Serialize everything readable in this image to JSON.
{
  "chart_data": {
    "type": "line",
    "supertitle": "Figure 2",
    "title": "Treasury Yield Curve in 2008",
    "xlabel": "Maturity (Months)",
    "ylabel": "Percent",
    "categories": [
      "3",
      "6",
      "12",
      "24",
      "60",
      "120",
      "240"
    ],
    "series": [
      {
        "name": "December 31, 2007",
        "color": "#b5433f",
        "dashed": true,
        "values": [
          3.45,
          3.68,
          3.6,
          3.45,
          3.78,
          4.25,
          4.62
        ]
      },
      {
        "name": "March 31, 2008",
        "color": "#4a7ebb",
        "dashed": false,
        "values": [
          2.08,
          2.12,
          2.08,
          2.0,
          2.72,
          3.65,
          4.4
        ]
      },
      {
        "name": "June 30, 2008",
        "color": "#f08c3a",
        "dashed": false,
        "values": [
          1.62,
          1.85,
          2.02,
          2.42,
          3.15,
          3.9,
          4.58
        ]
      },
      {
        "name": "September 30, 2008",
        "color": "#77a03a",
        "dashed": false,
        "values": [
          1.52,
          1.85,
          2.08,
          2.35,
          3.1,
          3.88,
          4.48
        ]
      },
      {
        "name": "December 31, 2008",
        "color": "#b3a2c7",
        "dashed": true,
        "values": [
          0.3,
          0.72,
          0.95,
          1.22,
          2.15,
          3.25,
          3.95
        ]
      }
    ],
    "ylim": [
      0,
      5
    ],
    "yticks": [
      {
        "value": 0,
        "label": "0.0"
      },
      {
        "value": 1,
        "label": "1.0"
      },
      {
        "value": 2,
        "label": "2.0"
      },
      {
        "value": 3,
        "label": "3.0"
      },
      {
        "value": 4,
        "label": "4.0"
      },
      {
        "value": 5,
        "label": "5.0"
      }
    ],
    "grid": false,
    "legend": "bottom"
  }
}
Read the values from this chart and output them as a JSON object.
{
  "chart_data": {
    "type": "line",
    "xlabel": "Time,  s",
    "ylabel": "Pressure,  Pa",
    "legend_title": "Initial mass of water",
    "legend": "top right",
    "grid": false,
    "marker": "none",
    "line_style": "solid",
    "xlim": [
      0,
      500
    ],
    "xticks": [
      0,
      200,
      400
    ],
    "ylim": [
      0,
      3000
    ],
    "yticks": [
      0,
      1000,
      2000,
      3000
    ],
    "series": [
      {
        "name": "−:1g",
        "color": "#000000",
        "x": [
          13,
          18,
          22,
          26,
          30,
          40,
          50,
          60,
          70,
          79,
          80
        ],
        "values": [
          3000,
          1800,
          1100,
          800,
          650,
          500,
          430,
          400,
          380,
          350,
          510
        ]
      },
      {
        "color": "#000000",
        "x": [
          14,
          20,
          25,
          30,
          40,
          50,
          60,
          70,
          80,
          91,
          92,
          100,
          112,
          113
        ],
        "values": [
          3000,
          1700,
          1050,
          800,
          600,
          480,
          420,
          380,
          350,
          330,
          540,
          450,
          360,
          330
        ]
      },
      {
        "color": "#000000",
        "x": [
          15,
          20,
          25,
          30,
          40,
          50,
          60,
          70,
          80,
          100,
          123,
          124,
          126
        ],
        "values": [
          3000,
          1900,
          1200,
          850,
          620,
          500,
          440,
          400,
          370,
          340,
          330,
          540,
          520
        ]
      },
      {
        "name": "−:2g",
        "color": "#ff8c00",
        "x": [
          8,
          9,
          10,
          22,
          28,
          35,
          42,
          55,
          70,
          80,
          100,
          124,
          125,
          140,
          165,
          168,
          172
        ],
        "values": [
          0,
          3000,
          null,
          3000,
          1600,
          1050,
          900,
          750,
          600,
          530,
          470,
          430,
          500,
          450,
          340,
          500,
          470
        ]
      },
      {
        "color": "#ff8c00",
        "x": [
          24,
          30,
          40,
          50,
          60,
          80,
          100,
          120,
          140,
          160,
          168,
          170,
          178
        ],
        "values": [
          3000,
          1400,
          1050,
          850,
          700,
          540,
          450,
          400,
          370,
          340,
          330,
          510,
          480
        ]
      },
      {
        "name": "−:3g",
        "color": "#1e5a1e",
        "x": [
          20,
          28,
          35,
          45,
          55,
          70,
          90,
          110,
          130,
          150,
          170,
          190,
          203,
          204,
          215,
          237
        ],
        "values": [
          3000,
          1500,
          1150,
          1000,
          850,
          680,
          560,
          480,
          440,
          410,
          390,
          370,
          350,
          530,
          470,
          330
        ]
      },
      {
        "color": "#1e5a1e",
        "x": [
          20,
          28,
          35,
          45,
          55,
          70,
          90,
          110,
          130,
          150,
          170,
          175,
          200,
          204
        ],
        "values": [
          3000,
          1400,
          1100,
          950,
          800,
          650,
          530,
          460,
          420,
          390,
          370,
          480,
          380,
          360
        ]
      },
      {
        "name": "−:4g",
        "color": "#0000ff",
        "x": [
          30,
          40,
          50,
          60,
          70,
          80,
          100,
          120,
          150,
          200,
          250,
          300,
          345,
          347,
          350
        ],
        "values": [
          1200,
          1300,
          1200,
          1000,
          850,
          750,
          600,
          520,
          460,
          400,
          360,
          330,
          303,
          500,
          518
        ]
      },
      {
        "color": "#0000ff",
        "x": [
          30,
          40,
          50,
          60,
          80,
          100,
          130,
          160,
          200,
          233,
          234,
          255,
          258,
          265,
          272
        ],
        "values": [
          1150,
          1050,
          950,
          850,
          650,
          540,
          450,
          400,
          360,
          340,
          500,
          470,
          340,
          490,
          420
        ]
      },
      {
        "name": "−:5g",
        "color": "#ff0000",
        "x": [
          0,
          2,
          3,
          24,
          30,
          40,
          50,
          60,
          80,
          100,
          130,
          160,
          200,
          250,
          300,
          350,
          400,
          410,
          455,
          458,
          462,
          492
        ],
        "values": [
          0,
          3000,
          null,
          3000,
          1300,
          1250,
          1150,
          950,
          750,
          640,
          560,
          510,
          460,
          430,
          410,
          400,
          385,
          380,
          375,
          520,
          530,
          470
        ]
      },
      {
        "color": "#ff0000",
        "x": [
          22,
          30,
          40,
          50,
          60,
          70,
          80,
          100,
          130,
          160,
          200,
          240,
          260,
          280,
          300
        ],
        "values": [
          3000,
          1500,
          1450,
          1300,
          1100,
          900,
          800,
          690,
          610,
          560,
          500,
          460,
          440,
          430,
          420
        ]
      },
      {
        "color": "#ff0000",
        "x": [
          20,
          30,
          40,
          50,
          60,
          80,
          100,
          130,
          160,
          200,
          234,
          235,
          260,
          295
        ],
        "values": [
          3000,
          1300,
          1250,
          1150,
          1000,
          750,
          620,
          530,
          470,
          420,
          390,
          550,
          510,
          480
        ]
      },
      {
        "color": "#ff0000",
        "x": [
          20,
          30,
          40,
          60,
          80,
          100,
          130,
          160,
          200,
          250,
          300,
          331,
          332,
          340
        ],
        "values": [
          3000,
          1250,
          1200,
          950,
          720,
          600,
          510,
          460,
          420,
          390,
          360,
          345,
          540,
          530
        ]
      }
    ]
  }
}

→ **PROBLEM TO SOLVE**:
Go through the entries above and copy every line containing "this".

→ **EXERCISE ANSWER**:
Serialize everything readable in this image to JSON.
Read the values from this chart and output them as a JSON object.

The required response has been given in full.